**Entries with figure data**.
* * *
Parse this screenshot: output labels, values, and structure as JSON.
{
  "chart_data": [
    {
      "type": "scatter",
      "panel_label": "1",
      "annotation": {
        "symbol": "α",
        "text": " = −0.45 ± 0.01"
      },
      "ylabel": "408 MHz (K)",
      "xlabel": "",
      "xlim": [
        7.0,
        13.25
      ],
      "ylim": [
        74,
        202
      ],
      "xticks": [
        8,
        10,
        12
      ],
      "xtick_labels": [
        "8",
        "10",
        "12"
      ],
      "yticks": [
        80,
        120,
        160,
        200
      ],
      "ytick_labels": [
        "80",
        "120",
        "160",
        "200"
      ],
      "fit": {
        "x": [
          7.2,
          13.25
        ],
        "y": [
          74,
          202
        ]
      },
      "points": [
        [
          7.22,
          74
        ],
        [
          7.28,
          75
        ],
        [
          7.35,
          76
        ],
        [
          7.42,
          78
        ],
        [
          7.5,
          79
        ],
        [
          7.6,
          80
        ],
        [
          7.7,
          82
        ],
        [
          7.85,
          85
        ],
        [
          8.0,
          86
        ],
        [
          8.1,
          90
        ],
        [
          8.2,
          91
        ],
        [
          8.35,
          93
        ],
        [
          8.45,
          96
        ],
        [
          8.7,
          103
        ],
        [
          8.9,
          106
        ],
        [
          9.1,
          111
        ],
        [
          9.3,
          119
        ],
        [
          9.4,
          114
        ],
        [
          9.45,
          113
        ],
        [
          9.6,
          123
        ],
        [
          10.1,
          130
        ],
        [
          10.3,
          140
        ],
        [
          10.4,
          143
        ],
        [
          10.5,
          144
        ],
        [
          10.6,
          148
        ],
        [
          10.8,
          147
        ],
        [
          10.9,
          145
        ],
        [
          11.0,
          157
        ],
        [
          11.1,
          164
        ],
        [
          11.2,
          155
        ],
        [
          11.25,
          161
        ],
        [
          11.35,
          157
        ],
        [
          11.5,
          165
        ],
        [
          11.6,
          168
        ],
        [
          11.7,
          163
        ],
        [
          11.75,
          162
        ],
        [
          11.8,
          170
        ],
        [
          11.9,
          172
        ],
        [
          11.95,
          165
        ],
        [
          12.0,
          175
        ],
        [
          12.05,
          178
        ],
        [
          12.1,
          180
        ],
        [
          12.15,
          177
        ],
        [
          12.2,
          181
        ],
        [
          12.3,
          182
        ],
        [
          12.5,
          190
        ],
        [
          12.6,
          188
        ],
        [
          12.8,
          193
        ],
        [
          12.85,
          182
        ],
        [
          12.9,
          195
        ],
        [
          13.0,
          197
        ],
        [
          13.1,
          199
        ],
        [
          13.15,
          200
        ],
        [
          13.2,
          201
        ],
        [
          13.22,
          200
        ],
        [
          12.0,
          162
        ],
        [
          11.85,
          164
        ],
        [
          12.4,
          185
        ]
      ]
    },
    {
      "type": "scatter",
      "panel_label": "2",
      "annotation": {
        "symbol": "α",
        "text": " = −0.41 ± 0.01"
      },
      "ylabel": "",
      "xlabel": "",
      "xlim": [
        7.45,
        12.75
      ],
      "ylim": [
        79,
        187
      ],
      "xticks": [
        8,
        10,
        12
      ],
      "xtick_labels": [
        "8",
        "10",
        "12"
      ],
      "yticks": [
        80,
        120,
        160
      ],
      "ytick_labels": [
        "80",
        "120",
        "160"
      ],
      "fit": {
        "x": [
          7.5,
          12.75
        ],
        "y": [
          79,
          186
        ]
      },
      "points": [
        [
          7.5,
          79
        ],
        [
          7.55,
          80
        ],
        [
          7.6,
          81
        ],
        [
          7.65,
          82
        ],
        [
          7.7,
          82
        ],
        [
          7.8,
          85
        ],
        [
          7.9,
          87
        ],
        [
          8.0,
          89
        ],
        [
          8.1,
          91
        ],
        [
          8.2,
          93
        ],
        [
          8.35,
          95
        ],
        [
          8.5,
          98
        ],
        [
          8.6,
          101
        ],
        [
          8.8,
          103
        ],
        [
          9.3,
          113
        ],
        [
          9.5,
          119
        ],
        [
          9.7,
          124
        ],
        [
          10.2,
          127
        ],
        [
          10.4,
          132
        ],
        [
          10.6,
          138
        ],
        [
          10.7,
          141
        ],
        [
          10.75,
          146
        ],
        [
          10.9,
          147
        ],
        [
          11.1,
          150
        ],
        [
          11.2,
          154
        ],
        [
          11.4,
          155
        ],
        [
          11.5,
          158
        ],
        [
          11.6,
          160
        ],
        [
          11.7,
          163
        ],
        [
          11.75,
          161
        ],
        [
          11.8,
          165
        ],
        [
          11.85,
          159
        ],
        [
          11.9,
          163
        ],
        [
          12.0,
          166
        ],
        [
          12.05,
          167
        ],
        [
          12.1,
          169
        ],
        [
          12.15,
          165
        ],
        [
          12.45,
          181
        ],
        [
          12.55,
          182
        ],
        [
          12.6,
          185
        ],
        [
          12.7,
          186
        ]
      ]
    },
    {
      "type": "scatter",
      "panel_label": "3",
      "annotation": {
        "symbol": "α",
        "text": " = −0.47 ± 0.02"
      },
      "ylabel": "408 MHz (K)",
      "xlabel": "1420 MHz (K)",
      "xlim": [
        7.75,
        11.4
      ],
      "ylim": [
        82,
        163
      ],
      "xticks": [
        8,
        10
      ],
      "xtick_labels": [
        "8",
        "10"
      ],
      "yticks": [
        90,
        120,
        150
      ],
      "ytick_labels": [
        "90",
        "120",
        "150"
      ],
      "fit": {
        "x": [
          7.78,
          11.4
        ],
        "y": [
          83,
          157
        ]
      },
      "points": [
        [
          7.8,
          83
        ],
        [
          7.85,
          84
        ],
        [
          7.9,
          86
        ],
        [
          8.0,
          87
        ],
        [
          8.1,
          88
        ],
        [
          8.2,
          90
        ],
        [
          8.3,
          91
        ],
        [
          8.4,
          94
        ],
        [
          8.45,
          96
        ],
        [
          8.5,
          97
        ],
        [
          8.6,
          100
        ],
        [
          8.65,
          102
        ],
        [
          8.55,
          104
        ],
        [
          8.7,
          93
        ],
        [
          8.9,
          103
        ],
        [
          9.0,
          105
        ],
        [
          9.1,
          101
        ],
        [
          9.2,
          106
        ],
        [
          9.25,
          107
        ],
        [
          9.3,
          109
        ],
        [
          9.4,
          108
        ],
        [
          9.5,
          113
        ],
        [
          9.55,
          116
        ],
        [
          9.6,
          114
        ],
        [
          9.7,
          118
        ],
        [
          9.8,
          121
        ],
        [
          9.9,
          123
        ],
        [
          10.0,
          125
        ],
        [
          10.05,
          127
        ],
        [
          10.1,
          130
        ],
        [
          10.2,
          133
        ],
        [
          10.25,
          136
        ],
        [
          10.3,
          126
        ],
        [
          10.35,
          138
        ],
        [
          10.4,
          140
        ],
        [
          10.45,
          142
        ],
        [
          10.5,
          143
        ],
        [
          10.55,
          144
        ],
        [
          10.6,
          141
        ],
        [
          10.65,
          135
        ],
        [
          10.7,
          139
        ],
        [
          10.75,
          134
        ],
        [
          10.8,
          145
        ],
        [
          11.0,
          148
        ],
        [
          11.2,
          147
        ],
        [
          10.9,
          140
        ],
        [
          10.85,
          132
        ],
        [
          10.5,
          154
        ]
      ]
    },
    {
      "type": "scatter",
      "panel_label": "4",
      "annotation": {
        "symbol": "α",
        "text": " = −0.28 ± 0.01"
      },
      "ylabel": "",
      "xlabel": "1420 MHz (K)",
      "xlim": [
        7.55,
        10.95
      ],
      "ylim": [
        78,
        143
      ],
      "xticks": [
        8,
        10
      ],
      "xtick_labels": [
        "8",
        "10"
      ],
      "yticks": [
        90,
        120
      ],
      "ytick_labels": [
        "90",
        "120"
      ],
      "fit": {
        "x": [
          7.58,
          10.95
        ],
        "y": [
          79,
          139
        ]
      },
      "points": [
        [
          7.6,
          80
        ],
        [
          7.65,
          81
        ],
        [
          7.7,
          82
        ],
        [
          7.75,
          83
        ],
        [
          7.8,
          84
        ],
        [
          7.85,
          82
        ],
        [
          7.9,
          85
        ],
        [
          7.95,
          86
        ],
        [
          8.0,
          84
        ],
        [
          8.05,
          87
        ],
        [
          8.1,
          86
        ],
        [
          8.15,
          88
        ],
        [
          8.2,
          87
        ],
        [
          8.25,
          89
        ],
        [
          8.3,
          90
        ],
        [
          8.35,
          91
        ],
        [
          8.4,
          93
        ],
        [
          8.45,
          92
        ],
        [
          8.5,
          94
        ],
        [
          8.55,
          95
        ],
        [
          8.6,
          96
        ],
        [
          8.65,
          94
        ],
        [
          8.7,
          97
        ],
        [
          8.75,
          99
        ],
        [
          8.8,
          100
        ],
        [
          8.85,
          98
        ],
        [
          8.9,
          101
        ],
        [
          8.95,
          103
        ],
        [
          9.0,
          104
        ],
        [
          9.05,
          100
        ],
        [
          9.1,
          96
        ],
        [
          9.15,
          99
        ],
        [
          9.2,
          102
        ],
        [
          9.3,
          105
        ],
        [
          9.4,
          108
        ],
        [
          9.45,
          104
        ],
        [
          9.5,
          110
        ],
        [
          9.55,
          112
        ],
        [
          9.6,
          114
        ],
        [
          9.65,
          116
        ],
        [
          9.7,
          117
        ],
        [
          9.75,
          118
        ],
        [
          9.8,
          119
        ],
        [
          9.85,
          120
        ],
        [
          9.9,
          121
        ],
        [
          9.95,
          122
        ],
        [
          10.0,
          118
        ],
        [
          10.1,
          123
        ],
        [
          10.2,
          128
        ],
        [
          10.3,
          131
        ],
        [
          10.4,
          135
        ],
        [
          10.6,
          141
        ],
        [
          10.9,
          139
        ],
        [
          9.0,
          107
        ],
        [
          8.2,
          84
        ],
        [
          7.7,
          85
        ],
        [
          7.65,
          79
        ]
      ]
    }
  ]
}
* * *
Only lines with the word "text" are wanted, so copy each one from the records.

        "text": " = −0.45 ± 0.01"
        "text": " = −0.41 ± 0.01"
        "text": " = −0.47 ± 0.02"
        "text": " = −0.28 ± 0.01"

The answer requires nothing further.